Copy out all the lines exactly. Omit pictures.

········

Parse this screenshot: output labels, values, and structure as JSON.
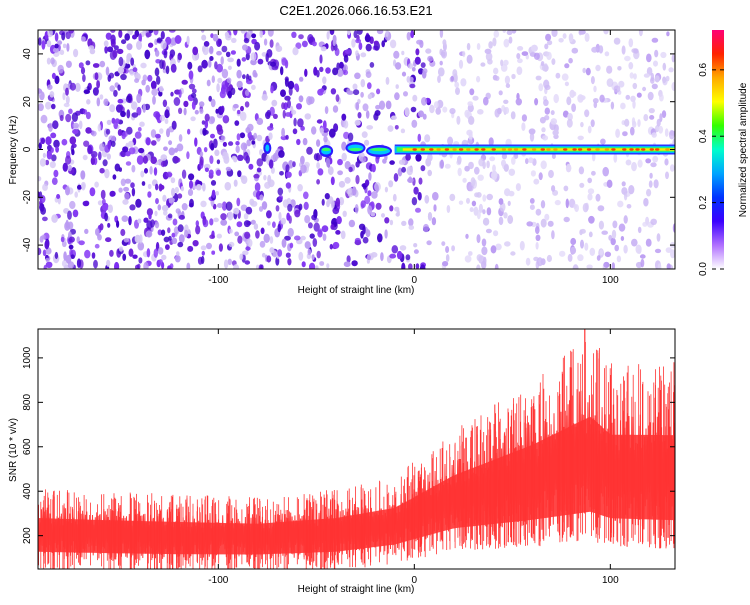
{
  "figure_title": "C2E1.2026.066.16.53.E21",
  "colors": {
    "signal": "#ff3333",
    "spec_dense": "#6a1bd8",
    "spec_light": "#d6c8f5",
    "axis": "#000000"
  },
  "chart_data": [
    {
      "type": "heatmap",
      "title": "",
      "xlabel": "Height of straight line (km)",
      "ylabel": "Frequency (Hz)",
      "xlim": [
        -192,
        133
      ],
      "ylim": [
        -50,
        50
      ],
      "xticks": [
        -100,
        0,
        100
      ],
      "xtick_labels": [
        "-100",
        "0",
        "100"
      ],
      "yticks": [
        -40,
        -20,
        0,
        20,
        40
      ],
      "ytick_labels": [
        "-40",
        "-20",
        "0",
        "20",
        "40"
      ],
      "ridge": {
        "frequency_hz": 0,
        "start_km": -10,
        "end_km": 133,
        "fragments_km": [
          -75,
          -45,
          -30,
          -18
        ]
      },
      "noise_density": {
        "heavy_until_km": -60,
        "fade_until_km": 10
      },
      "colorbar": {
        "label": "Normalized spectral amplitude",
        "range": [
          0.0,
          0.72
        ],
        "ticks": [
          0.0,
          0.2,
          0.4,
          0.6
        ],
        "tick_labels": [
          "0.0",
          "0.2",
          "0.4",
          "0.6"
        ],
        "stops": [
          "#ffffff",
          "#b070ff",
          "#3b00ff",
          "#0033ff",
          "#00a5ff",
          "#00ffcc",
          "#33ff00",
          "#ffff00",
          "#ffaa00",
          "#ff2200",
          "#ff0077"
        ]
      }
    },
    {
      "type": "area",
      "title": "",
      "xlabel": "Height of straight line (km)",
      "ylabel": "SNR (10 * v/v)",
      "xlim": [
        -192,
        133
      ],
      "ylim": [
        50,
        1130
      ],
      "xticks": [
        -100,
        0,
        100
      ],
      "xtick_labels": [
        "-100",
        "0",
        "100"
      ],
      "yticks": [
        200,
        400,
        600,
        800,
        1000
      ],
      "ytick_labels": [
        "200",
        "400",
        "600",
        "800",
        "1000"
      ],
      "series": [
        {
          "name": "SNR",
          "x": [
            -192,
            -160,
            -120,
            -80,
            -40,
            -10,
            20,
            60,
            90,
            100,
            133
          ],
          "upper": [
            330,
            320,
            310,
            300,
            330,
            380,
            550,
            720,
            880,
            780,
            780
          ],
          "lower": [
            100,
            95,
            90,
            90,
            100,
            130,
            190,
            210,
            230,
            210,
            200
          ],
          "peak": {
            "x": 87,
            "y": 1130
          }
        }
      ]
    }
  ]
}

········

**COMPLETED EXERCISE**
Parse this screenshot: output labels, values, and structure as JSON.
{
  "figure_title": "C2E1.2026.066.16.53.E21",
  "colors": {
    "signal": "#ff3333",
    "spec_dense": "#6a1bd8",
    "spec_light": "#d6c8f5",
    "axis": "#000000"
  },
  "chart_data": [
    {
      "type": "heatmap",
      "title": "",
      "xlabel": "Height of straight line (km)",
      "ylabel": "Frequency (Hz)",
      "xlim": [
        -192,
        133
      ],
      "ylim": [
        -50,
        50
      ],
      "xticks": [
        -100,
        0,
        100
      ],
      "xtick_labels": [
        "-100",
        "0",
        "100"
      ],
      "yticks": [
        -40,
        -20,
        0,
        20,
        40
      ],
      "ytick_labels": [
        "-40",
        "-20",
        "0",
        "20",
        "40"
      ],
      "ridge": {
        "frequency_hz": 0,
        "start_km": -10,
        "end_km": 133,
        "fragments_km": [
          -75,
          -45,
          -30,
          -18
        ]
      },
      "noise_density": {
        "heavy_until_km": -60,
        "fade_until_km": 10
      },
      "colorbar": {
        "label": "Normalized spectral amplitude",
        "range": [
          0.0,
          0.72
        ],
        "ticks": [
          0.0,
          0.2,
          0.4,
          0.6
        ],
        "tick_labels": [
          "0.0",
          "0.2",
          "0.4",
          "0.6"
        ],
        "stops": [
          "#ffffff",
          "#b070ff",
          "#3b00ff",
          "#0033ff",
          "#00a5ff",
          "#00ffcc",
          "#33ff00",
          "#ffff00",
          "#ffaa00",
          "#ff2200",
          "#ff0077"
        ]
      }
    },
    {
      "type": "area",
      "title": "",
      "xlabel": "Height of straight line (km)",
      "ylabel": "SNR (10 * v/v)",
      "xlim": [
        -192,
        133
      ],
      "ylim": [
        50,
        1130
      ],
      "xticks": [
        -100,
        0,
        100
      ],
      "xtick_labels": [
        "-100",
        "0",
        "100"
      ],
      "yticks": [
        200,
        400,
        600,
        800,
        1000
      ],
      "ytick_labels": [
        "200",
        "400",
        "600",
        "800",
        "1000"
      ],
      "series": [
        {
          "name": "SNR",
          "x": [
            -192,
            -160,
            -120,
            -80,
            -40,
            -10,
            20,
            60,
            90,
            100,
            133
          ],
          "upper": [
            330,
            320,
            310,
            300,
            330,
            380,
            550,
            720,
            880,
            780,
            780
          ],
          "lower": [
            100,
            95,
            90,
            90,
            100,
            130,
            190,
            210,
            230,
            210,
            200
          ],
          "peak": {
            "x": 87,
            "y": 1130
          }
        }
      ]
    }
  ]
}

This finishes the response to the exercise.